**Directions for this task**
Write out, precisely and in full, each line of the material.

**Rows**
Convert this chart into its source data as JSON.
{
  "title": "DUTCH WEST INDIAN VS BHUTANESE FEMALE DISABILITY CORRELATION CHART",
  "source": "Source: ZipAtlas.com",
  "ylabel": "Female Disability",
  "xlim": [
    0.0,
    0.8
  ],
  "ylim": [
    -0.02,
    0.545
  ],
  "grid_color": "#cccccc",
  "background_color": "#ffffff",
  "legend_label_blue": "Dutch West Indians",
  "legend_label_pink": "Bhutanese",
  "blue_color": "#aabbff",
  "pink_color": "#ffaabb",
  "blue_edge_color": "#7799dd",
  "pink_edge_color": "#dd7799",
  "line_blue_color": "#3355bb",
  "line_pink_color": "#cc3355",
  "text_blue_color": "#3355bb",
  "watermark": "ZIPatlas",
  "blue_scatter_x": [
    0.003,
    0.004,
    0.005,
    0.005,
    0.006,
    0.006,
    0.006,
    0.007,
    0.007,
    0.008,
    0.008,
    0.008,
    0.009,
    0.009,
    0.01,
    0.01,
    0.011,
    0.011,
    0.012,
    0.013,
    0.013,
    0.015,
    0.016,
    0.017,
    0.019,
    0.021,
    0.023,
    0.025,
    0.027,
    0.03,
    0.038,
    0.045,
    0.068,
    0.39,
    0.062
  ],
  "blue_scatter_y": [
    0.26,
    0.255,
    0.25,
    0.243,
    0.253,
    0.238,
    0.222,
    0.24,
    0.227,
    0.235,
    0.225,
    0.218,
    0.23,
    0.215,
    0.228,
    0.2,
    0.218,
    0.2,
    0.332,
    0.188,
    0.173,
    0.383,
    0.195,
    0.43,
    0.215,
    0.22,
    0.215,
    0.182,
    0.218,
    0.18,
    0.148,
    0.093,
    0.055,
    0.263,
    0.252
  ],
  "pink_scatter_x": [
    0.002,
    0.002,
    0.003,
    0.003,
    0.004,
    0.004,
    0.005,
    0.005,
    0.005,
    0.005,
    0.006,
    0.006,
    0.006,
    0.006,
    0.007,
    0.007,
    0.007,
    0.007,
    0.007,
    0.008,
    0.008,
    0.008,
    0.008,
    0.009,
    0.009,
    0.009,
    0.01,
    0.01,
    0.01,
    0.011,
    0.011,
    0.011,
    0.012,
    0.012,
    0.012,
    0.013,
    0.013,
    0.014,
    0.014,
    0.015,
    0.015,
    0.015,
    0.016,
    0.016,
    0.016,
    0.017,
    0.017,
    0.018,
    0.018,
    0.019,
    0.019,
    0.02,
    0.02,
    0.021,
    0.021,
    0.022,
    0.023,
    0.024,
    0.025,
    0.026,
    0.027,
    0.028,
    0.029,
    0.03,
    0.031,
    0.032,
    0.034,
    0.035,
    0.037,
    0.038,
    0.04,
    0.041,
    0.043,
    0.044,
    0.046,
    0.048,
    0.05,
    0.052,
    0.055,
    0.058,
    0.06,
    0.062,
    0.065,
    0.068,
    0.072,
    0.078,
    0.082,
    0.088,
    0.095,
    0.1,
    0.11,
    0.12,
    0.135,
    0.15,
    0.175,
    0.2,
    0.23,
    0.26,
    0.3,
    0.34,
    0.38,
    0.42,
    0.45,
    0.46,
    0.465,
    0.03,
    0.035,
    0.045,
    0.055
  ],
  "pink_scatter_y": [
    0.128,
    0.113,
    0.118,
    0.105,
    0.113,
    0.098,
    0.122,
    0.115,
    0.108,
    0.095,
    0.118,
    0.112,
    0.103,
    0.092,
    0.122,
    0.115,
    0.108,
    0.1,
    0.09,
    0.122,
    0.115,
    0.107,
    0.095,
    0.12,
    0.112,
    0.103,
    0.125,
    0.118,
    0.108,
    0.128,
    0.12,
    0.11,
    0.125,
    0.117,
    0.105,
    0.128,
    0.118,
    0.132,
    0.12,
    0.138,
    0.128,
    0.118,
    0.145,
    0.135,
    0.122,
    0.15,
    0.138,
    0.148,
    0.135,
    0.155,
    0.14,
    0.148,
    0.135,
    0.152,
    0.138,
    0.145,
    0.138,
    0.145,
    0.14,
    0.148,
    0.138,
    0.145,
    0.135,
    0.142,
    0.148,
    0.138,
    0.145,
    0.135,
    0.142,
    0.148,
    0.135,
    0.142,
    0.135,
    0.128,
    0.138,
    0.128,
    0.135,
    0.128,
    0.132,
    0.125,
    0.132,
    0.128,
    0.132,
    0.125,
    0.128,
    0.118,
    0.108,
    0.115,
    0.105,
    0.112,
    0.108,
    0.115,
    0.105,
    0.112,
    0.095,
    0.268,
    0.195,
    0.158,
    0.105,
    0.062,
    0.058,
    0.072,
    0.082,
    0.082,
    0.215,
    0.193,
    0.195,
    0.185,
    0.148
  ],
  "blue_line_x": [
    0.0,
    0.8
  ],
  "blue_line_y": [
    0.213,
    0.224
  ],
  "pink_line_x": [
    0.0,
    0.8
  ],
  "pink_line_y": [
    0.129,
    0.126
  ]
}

**Correct answer**
Convert this chart into its source data as JSON.
{
  "title": "DUTCH WEST INDIAN VS BHUTANESE FEMALE DISABILITY CORRELATION CHART",
  "source": "Source: ZipAtlas.com",
  "ylabel": "Female Disability",
  "xlim": [
    0.0,
    0.8
  ],
  "ylim": [
    -0.02,
    0.545
  ],
  "grid_color": "#cccccc",
  "background_color": "#ffffff",
  "legend_label_blue": "Dutch West Indians",
  "legend_label_pink": "Bhutanese",
  "blue_color": "#aabbff",
  "pink_color": "#ffaabb",
  "blue_edge_color": "#7799dd",
  "pink_edge_color": "#dd7799",
  "line_blue_color": "#3355bb",
  "line_pink_color": "#cc3355",
  "text_blue_color": "#3355bb",
  "watermark": "ZIPatlas",
  "blue_scatter_x": [
    0.003,
    0.004,
    0.005,
    0.005,
    0.006,
    0.006,
    0.006,
    0.007,
    0.007,
    0.008,
    0.008,
    0.008,
    0.009,
    0.009,
    0.01,
    0.01,
    0.011,
    0.011,
    0.012,
    0.013,
    0.013,
    0.015,
    0.016,
    0.017,
    0.019,
    0.021,
    0.023,
    0.025,
    0.027,
    0.03,
    0.038,
    0.045,
    0.068,
    0.39,
    0.062
  ],
  "blue_scatter_y": [
    0.26,
    0.255,
    0.25,
    0.243,
    0.253,
    0.238,
    0.222,
    0.24,
    0.227,
    0.235,
    0.225,
    0.218,
    0.23,
    0.215,
    0.228,
    0.2,
    0.218,
    0.2,
    0.332,
    0.188,
    0.173,
    0.383,
    0.195,
    0.43,
    0.215,
    0.22,
    0.215,
    0.182,
    0.218,
    0.18,
    0.148,
    0.093,
    0.055,
    0.263,
    0.252
  ],
  "pink_scatter_x": [
    0.002,
    0.002,
    0.003,
    0.003,
    0.004,
    0.004,
    0.005,
    0.005,
    0.005,
    0.005,
    0.006,
    0.006,
    0.006,
    0.006,
    0.007,
    0.007,
    0.007,
    0.007,
    0.007,
    0.008,
    0.008,
    0.008,
    0.008,
    0.009,
    0.009,
    0.009,
    0.01,
    0.01,
    0.01,
    0.011,
    0.011,
    0.011,
    0.012,
    0.012,
    0.012,
    0.013,
    0.013,
    0.014,
    0.014,
    0.015,
    0.015,
    0.015,
    0.016,
    0.016,
    0.016,
    0.017,
    0.017,
    0.018,
    0.018,
    0.019,
    0.019,
    0.02,
    0.02,
    0.021,
    0.021,
    0.022,
    0.023,
    0.024,
    0.025,
    0.026,
    0.027,
    0.028,
    0.029,
    0.03,
    0.031,
    0.032,
    0.034,
    0.035,
    0.037,
    0.038,
    0.04,
    0.041,
    0.043,
    0.044,
    0.046,
    0.048,
    0.05,
    0.052,
    0.055,
    0.058,
    0.06,
    0.062,
    0.065,
    0.068,
    0.072,
    0.078,
    0.082,
    0.088,
    0.095,
    0.1,
    0.11,
    0.12,
    0.135,
    0.15,
    0.175,
    0.2,
    0.23,
    0.26,
    0.3,
    0.34,
    0.38,
    0.42,
    0.45,
    0.46,
    0.465,
    0.03,
    0.035,
    0.045,
    0.055
  ],
  "pink_scatter_y": [
    0.128,
    0.113,
    0.118,
    0.105,
    0.113,
    0.098,
    0.122,
    0.115,
    0.108,
    0.095,
    0.118,
    0.112,
    0.103,
    0.092,
    0.122,
    0.115,
    0.108,
    0.1,
    0.09,
    0.122,
    0.115,
    0.107,
    0.095,
    0.12,
    0.112,
    0.103,
    0.125,
    0.118,
    0.108,
    0.128,
    0.12,
    0.11,
    0.125,
    0.117,
    0.105,
    0.128,
    0.118,
    0.132,
    0.12,
    0.138,
    0.128,
    0.118,
    0.145,
    0.135,
    0.122,
    0.15,
    0.138,
    0.148,
    0.135,
    0.155,
    0.14,
    0.148,
    0.135,
    0.152,
    0.138,
    0.145,
    0.138,
    0.145,
    0.14,
    0.148,
    0.138,
    0.145,
    0.135,
    0.142,
    0.148,
    0.138,
    0.145,
    0.135,
    0.142,
    0.148,
    0.135,
    0.142,
    0.135,
    0.128,
    0.138,
    0.128,
    0.135,
    0.128,
    0.132,
    0.125,
    0.132,
    0.128,
    0.132,
    0.125,
    0.128,
    0.118,
    0.108,
    0.115,
    0.105,
    0.112,
    0.108,
    0.115,
    0.105,
    0.112,
    0.095,
    0.268,
    0.195,
    0.158,
    0.105,
    0.062,
    0.058,
    0.072,
    0.082,
    0.082,
    0.215,
    0.193,
    0.195,
    0.185,
    0.148
  ],
  "blue_line_x": [
    0.0,
    0.8
  ],
  "blue_line_y": [
    0.213,
    0.224
  ],
  "pink_line_x": [
    0.0,
    0.8
  ],
  "pink_line_y": [
    0.129,
    0.126
  ]
}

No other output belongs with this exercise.